Excerpted records:

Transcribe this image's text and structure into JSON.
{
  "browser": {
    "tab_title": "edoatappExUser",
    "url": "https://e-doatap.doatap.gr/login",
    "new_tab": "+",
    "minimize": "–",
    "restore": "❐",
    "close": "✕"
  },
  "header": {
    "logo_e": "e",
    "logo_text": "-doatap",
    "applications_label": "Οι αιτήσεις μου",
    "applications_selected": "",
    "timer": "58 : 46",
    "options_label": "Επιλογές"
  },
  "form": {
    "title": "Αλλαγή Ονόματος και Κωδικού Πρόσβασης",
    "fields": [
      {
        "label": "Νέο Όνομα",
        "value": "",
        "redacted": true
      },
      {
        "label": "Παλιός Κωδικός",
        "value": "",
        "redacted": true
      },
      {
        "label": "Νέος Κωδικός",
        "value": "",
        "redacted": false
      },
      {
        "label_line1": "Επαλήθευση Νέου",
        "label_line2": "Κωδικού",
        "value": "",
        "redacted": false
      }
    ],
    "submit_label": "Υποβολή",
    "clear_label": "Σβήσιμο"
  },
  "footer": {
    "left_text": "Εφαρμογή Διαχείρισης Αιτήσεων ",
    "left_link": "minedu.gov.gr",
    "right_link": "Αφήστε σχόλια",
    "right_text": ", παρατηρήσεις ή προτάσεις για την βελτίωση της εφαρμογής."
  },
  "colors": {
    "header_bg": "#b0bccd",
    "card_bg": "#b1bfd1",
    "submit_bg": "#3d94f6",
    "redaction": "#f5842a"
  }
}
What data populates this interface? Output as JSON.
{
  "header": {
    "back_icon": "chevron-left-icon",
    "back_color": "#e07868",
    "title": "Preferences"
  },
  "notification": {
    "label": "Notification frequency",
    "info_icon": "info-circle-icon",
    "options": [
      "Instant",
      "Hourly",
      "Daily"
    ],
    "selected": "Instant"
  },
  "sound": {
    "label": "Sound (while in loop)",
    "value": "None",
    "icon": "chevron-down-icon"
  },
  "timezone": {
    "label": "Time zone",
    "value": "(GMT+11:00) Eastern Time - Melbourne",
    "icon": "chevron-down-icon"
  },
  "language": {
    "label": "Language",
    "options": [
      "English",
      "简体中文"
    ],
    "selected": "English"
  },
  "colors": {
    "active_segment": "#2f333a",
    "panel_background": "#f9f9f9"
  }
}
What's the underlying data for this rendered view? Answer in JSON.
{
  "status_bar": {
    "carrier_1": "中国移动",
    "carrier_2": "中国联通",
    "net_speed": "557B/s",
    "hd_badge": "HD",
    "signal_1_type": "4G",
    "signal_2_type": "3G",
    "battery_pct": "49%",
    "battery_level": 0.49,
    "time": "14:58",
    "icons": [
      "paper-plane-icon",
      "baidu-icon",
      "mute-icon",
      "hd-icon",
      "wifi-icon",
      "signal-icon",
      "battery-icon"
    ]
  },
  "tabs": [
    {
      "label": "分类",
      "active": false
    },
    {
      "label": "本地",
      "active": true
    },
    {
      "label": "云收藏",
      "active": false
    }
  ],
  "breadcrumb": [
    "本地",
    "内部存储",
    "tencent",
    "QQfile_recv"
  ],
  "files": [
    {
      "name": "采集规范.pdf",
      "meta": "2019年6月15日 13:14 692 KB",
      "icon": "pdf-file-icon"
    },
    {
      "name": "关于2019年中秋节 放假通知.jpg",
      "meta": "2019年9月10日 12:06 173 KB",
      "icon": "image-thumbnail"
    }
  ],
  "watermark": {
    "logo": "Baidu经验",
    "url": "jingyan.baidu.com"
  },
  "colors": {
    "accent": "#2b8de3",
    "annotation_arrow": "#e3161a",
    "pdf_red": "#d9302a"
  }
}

Description of the task: Produce an exact copy of the whole listing.

Written solution:
Transcribe this image's text and structure into JSON.
{
  "browser": {
    "tab_title": "edoatappExUser",
    "url": "https://e-doatap.doatap.gr/login",
    "new_tab": "+",
    "minimize": "–",
    "restore": "❐",
    "close": "✕"
  },
  "header": {
    "logo_e": "e",
    "logo_text": "-doatap",
    "applications_label": "Οι αιτήσεις μου",
    "applications_selected": "",
    "timer": "58 : 46",
    "options_label": "Επιλογές"
  },
  "form": {
    "title": "Αλλαγή Ονόματος και Κωδικού Πρόσβασης",
    "fields": [
      {
        "label": "Νέο Όνομα",
        "value": "",
        "redacted": true
      },
      {
        "label": "Παλιός Κωδικός",
        "value": "",
        "redacted": true
      },
      {
        "label": "Νέος Κωδικός",
        "value": "",
        "redacted": false
      },
      {
        "label_line1": "Επαλήθευση Νέου",
        "label_line2": "Κωδικού",
        "value": "",
        "redacted": false
      }
    ],
    "submit_label": "Υποβολή",
    "clear_label": "Σβήσιμο"
  },
  "footer": {
    "left_text": "Εφαρμογή Διαχείρισης Αιτήσεων ",
    "left_link": "minedu.gov.gr",
    "right_link": "Αφήστε σχόλια",
    "right_text": ", παρατηρήσεις ή προτάσεις για την βελτίωση της εφαρμογής."
  },
  "colors": {
    "header_bg": "#b0bccd",
    "card_bg": "#b1bfd1",
    "submit_bg": "#3d94f6",
    "redaction": "#f5842a"
  }
}
What data populates this interface? Output as JSON.
{
  "header": {
    "back_icon": "chevron-left-icon",
    "back_color": "#e07868",
    "title": "Preferences"
  },
  "notification": {
    "label": "Notification frequency",
    "info_icon": "info-circle-icon",
    "options": [
      "Instant",
      "Hourly",
      "Daily"
    ],
    "selected": "Instant"
  },
  "sound": {
    "label": "Sound (while in loop)",
    "value": "None",
    "icon": "chevron-down-icon"
  },
  "timezone": {
    "label": "Time zone",
    "value": "(GMT+11:00) Eastern Time - Melbourne",
    "icon": "chevron-down-icon"
  },
  "language": {
    "label": "Language",
    "options": [
      "English",
      "简体中文"
    ],
    "selected": "English"
  },
  "colors": {
    "active_segment": "#2f333a",
    "panel_background": "#f9f9f9"
  }
}
What's the underlying data for this rendered view? Answer in JSON.
{
  "status_bar": {
    "carrier_1": "中国移动",
    "carrier_2": "中国联通",
    "net_speed": "557B/s",
    "hd_badge": "HD",
    "signal_1_type": "4G",
    "signal_2_type": "3G",
    "battery_pct": "49%",
    "battery_level": 0.49,
    "time": "14:58",
    "icons": [
      "paper-plane-icon",
      "baidu-icon",
      "mute-icon",
      "hd-icon",
      "wifi-icon",
      "signal-icon",
      "battery-icon"
    ]
  },
  "tabs": [
    {
      "label": "分类",
      "active": false
    },
    {
      "label": "本地",
      "active": true
    },
    {
      "label": "云收藏",
      "active": false
    }
  ],
  "breadcrumb": [
    "本地",
    "内部存储",
    "tencent",
    "QQfile_recv"
  ],
  "files": [
    {
      "name": "采集规范.pdf",
      "meta": "2019年6月15日 13:14 692 KB",
      "icon": "pdf-file-icon"
    },
    {
      "name": "关于2019年中秋节 放假通知.jpg",
      "meta": "2019年9月10日 12:06 173 KB",
      "icon": "image-thumbnail"
    }
  ],
  "watermark": {
    "logo": "Baidu经验",
    "url": "jingyan.baidu.com"
  },
  "colors": {
    "accent": "#2b8de3",
    "annotation_arrow": "#e3161a",
    "pdf_red": "#d9302a"
  }
}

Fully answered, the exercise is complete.